* What is required: Copy, from the entries below, each line in which the string "achter" appears.

..............................

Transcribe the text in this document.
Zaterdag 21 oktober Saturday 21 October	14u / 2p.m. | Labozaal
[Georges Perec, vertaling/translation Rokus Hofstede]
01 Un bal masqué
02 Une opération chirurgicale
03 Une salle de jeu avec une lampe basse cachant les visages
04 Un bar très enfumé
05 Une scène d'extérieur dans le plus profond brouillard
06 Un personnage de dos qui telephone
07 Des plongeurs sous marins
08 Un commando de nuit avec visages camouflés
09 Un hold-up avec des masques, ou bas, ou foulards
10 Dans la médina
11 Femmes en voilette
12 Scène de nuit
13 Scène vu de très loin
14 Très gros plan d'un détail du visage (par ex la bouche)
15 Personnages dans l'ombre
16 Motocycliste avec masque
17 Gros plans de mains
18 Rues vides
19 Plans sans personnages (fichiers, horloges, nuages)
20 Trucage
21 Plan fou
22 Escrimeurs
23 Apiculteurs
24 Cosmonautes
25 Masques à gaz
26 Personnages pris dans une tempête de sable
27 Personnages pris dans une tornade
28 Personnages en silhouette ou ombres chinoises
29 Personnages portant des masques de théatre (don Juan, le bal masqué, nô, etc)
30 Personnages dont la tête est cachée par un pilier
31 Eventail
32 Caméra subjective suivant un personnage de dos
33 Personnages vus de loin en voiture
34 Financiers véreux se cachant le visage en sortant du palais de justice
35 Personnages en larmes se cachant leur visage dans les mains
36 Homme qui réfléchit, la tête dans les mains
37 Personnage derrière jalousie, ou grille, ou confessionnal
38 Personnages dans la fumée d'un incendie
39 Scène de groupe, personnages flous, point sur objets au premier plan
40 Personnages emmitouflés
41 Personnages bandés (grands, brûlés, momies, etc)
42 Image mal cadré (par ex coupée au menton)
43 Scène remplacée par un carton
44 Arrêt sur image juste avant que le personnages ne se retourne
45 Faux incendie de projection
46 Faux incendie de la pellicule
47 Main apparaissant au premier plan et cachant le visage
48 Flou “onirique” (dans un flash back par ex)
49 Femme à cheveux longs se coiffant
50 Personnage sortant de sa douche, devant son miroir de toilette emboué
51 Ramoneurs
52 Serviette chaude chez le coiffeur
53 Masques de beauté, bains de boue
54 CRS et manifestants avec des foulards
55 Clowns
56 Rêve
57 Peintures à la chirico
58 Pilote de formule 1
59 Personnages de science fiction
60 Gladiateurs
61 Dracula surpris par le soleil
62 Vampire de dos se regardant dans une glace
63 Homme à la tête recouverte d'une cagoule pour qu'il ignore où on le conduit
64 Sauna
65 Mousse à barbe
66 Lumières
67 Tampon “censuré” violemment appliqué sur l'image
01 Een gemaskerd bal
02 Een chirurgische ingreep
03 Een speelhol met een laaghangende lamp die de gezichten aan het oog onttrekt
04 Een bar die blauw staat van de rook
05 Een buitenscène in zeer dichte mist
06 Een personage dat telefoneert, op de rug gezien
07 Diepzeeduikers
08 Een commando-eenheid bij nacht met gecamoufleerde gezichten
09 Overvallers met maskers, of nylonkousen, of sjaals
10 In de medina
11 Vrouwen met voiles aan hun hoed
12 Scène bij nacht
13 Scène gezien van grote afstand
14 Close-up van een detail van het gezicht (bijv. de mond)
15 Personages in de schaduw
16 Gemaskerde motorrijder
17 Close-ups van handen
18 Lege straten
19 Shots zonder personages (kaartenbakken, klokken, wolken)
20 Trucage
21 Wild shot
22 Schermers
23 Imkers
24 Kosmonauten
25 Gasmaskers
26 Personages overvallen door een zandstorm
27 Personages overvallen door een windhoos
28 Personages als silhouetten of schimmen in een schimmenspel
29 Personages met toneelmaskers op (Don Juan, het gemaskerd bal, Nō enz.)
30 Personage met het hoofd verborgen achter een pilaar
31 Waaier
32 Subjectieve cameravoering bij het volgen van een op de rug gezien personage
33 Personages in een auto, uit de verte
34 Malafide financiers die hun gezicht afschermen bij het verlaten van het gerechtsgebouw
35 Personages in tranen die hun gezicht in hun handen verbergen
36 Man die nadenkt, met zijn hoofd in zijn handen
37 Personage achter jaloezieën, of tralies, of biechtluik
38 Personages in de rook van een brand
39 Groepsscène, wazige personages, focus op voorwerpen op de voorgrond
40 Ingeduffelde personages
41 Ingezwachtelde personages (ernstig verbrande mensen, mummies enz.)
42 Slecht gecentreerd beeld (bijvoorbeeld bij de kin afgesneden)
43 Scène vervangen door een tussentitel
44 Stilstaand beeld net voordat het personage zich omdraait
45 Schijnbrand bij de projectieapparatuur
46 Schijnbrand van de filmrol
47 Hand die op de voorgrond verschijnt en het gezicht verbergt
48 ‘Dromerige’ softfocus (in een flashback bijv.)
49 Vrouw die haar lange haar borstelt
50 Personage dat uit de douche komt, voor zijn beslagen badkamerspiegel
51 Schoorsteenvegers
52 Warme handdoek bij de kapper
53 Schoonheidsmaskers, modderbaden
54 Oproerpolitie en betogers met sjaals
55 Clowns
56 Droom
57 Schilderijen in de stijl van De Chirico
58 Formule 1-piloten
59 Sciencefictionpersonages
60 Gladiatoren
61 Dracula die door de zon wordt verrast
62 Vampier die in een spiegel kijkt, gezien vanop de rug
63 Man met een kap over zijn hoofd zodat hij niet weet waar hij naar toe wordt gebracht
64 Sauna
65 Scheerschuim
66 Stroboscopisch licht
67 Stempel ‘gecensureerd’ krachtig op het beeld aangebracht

..............................

* Worked solution:
30 Personage met het hoofd verborgen achter een pilaar
37 Personage achter jaloezieën, of tralies, of biechtluik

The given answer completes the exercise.